GOAL OF THE EXERCISE:
Output the material below in full, exactly as it is.

____________

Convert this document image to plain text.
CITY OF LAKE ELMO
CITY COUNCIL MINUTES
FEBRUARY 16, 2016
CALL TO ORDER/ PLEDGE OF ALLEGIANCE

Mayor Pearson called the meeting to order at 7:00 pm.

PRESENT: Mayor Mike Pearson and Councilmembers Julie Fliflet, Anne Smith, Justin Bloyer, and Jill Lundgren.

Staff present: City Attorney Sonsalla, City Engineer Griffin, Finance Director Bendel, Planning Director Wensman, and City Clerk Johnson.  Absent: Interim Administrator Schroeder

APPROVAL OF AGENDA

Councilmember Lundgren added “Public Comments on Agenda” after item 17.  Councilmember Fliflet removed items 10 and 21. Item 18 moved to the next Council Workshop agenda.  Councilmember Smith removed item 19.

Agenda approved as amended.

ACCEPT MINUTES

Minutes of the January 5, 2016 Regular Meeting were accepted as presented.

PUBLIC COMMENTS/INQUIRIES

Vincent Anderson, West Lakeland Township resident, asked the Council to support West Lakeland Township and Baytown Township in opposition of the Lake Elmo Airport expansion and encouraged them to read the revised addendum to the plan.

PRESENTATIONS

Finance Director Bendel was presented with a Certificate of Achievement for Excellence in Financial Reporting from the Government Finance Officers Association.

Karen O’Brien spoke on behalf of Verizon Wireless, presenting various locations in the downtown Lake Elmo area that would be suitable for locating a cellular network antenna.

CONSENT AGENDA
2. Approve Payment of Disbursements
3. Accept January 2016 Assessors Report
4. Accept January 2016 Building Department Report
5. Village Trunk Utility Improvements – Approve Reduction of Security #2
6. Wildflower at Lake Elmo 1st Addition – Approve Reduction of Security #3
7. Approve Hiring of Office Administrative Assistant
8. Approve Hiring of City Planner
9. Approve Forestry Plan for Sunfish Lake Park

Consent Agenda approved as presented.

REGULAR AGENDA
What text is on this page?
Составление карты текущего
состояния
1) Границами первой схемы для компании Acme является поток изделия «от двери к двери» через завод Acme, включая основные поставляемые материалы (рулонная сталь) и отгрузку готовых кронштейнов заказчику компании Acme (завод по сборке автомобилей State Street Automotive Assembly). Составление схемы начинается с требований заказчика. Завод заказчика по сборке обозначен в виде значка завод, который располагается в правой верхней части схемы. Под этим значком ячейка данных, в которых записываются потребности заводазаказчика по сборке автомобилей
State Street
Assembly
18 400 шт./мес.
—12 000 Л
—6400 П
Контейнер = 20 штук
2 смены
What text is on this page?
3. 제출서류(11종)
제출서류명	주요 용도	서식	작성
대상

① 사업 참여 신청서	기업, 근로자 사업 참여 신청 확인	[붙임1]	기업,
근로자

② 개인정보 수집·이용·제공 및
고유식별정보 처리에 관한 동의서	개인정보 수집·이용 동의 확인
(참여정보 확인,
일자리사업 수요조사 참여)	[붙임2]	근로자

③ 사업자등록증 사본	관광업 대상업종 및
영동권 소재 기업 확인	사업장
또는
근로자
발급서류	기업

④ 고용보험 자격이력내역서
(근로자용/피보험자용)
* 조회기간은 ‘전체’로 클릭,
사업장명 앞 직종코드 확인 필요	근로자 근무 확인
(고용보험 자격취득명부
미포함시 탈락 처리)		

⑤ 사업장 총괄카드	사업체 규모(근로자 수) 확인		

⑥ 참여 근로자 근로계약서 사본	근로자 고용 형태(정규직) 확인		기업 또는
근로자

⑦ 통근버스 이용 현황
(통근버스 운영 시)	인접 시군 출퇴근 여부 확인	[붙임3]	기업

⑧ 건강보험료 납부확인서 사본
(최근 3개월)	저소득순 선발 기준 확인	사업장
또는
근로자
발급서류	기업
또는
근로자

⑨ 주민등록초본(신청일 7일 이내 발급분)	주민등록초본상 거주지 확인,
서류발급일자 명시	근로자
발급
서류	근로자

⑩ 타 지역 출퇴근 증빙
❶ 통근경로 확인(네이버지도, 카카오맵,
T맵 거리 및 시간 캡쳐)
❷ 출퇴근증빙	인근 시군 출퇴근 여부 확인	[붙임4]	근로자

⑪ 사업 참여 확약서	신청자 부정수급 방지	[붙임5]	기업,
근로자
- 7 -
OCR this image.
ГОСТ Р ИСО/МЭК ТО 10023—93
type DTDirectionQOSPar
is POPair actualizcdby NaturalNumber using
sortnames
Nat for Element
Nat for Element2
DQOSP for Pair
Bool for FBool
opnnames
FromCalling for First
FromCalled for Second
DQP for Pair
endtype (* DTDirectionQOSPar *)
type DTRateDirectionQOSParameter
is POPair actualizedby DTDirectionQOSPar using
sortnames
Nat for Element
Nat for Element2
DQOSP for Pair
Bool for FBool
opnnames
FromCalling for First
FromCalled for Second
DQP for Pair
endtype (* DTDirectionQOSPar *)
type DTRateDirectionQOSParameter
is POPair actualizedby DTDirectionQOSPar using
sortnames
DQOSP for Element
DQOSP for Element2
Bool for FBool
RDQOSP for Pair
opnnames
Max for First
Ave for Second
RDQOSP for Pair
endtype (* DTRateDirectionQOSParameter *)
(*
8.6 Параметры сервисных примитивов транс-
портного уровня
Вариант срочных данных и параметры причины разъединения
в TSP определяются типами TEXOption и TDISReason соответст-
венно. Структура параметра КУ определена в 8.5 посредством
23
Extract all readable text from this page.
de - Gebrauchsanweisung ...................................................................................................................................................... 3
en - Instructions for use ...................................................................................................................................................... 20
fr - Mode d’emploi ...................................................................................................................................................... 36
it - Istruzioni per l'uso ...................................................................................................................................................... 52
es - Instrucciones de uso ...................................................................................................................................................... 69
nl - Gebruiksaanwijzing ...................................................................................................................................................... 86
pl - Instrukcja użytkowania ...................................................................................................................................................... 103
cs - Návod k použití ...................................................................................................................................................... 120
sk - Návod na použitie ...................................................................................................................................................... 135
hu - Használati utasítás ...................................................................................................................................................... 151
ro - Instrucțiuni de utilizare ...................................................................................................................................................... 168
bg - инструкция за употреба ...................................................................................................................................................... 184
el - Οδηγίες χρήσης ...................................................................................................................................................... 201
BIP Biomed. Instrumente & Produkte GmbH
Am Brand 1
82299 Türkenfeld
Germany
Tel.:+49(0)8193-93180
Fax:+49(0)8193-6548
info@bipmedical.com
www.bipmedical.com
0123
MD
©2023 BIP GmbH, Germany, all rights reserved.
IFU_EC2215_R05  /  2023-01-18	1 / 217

____________

THE REPLY:
Convert this document image to plain text.
CITY OF LAKE ELMO
CITY COUNCIL MINUTES
FEBRUARY 16, 2016
CALL TO ORDER/ PLEDGE OF ALLEGIANCE

Mayor Pearson called the meeting to order at 7:00 pm.

PRESENT: Mayor Mike Pearson and Councilmembers Julie Fliflet, Anne Smith, Justin Bloyer, and Jill Lundgren.

Staff present: City Attorney Sonsalla, City Engineer Griffin, Finance Director Bendel, Planning Director Wensman, and City Clerk Johnson.  Absent: Interim Administrator Schroeder

APPROVAL OF AGENDA

Councilmember Lundgren added “Public Comments on Agenda” after item 17.  Councilmember Fliflet removed items 10 and 21. Item 18 moved to the next Council Workshop agenda.  Councilmember Smith removed item 19.

Agenda approved as amended.

ACCEPT MINUTES

Minutes of the January 5, 2016 Regular Meeting were accepted as presented.

PUBLIC COMMENTS/INQUIRIES

Vincent Anderson, West Lakeland Township resident, asked the Council to support West Lakeland Township and Baytown Township in opposition of the Lake Elmo Airport expansion and encouraged them to read the revised addendum to the plan.

PRESENTATIONS

Finance Director Bendel was presented with a Certificate of Achievement for Excellence in Financial Reporting from the Government Finance Officers Association.

Karen O’Brien spoke on behalf of Verizon Wireless, presenting various locations in the downtown Lake Elmo area that would be suitable for locating a cellular network antenna.

CONSENT AGENDA
2. Approve Payment of Disbursements
3. Accept January 2016 Assessors Report
4. Accept January 2016 Building Department Report
5. Village Trunk Utility Improvements – Approve Reduction of Security #2
6. Wildflower at Lake Elmo 1st Addition – Approve Reduction of Security #3
7. Approve Hiring of Office Administrative Assistant
8. Approve Hiring of City Planner
9. Approve Forestry Plan for Sunfish Lake Park

Consent Agenda approved as presented.

REGULAR AGENDA
What text is on this page?
Составление карты текущего
состояния
1) Границами первой схемы для компании Acme является поток изделия «от двери к двери» через завод Acme, включая основные поставляемые материалы (рулонная сталь) и отгрузку готовых кронштейнов заказчику компании Acme (завод по сборке автомобилей State Street Automotive Assembly). Составление схемы начинается с требований заказчика. Завод заказчика по сборке обозначен в виде значка завод, который располагается в правой верхней части схемы. Под этим значком ячейка данных, в которых записываются потребности заводазаказчика по сборке автомобилей
State Street
Assembly
18 400 шт./мес.
—12 000 Л
—6400 П
Контейнер = 20 штук
2 смены
What text is on this page?
3. 제출서류(11종)
제출서류명	주요 용도	서식	작성
대상

① 사업 참여 신청서	기업, 근로자 사업 참여 신청 확인	[붙임1]	기업,
근로자

② 개인정보 수집·이용·제공 및
고유식별정보 처리에 관한 동의서	개인정보 수집·이용 동의 확인
(참여정보 확인,
일자리사업 수요조사 참여)	[붙임2]	근로자

③ 사업자등록증 사본	관광업 대상업종 및
영동권 소재 기업 확인	사업장
또는
근로자
발급서류	기업

④ 고용보험 자격이력내역서
(근로자용/피보험자용)
* 조회기간은 ‘전체’로 클릭,
사업장명 앞 직종코드 확인 필요	근로자 근무 확인
(고용보험 자격취득명부
미포함시 탈락 처리)		

⑤ 사업장 총괄카드	사업체 규모(근로자 수) 확인		

⑥ 참여 근로자 근로계약서 사본	근로자 고용 형태(정규직) 확인		기업 또는
근로자

⑦ 통근버스 이용 현황
(통근버스 운영 시)	인접 시군 출퇴근 여부 확인	[붙임3]	기업

⑧ 건강보험료 납부확인서 사본
(최근 3개월)	저소득순 선발 기준 확인	사업장
또는
근로자
발급서류	기업
또는
근로자

⑨ 주민등록초본(신청일 7일 이내 발급분)	주민등록초본상 거주지 확인,
서류발급일자 명시	근로자
발급
서류	근로자

⑩ 타 지역 출퇴근 증빙
❶ 통근경로 확인(네이버지도, 카카오맵,
T맵 거리 및 시간 캡쳐)
❷ 출퇴근증빙	인근 시군 출퇴근 여부 확인	[붙임4]	근로자

⑪ 사업 참여 확약서	신청자 부정수급 방지	[붙임5]	기업,
근로자
- 7 -
OCR this image.
ГОСТ Р ИСО/МЭК ТО 10023—93
type DTDirectionQOSPar
is POPair actualizcdby NaturalNumber using
sortnames
Nat for Element
Nat for Element2
DQOSP for Pair
Bool for FBool
opnnames
FromCalling for First
FromCalled for Second
DQP for Pair
endtype (* DTDirectionQOSPar *)
type DTRateDirectionQOSParameter
is POPair actualizedby DTDirectionQOSPar using
sortnames
Nat for Element
Nat for Element2
DQOSP for Pair
Bool for FBool
opnnames
FromCalling for First
FromCalled for Second
DQP for Pair
endtype (* DTDirectionQOSPar *)
type DTRateDirectionQOSParameter
is POPair actualizedby DTDirectionQOSPar using
sortnames
DQOSP for Element
DQOSP for Element2
Bool for FBool
RDQOSP for Pair
opnnames
Max for First
Ave for Second
RDQOSP for Pair
endtype (* DTRateDirectionQOSParameter *)
(*
8.6 Параметры сервисных примитивов транс-
портного уровня
Вариант срочных данных и параметры причины разъединения
в TSP определяются типами TEXOption и TDISReason соответст-
венно. Структура параметра КУ определена в 8.5 посредством
23
Extract all readable text from this page.
de - Gebrauchsanweisung ...................................................................................................................................................... 3
en - Instructions for use ...................................................................................................................................................... 20
fr - Mode d’emploi ...................................................................................................................................................... 36
it - Istruzioni per l'uso ...................................................................................................................................................... 52
es - Instrucciones de uso ...................................................................................................................................................... 69
nl - Gebruiksaanwijzing ...................................................................................................................................................... 86
pl - Instrukcja użytkowania ...................................................................................................................................................... 103
cs - Návod k použití ...................................................................................................................................................... 120
sk - Návod na použitie ...................................................................................................................................................... 135
hu - Használati utasítás ...................................................................................................................................................... 151
ro - Instrucțiuni de utilizare ...................................................................................................................................................... 168
bg - инструкция за употреба ...................................................................................................................................................... 184
el - Οδηγίες χρήσης ...................................................................................................................................................... 201
BIP Biomed. Instrumente & Produkte GmbH
Am Brand 1
82299 Türkenfeld
Germany
Tel.:+49(0)8193-93180
Fax:+49(0)8193-6548
info@bipmedical.com
www.bipmedical.com
0123
MD
©2023 BIP GmbH, Germany, all rights reserved.
IFU_EC2215_R05  /  2023-01-18	1 / 217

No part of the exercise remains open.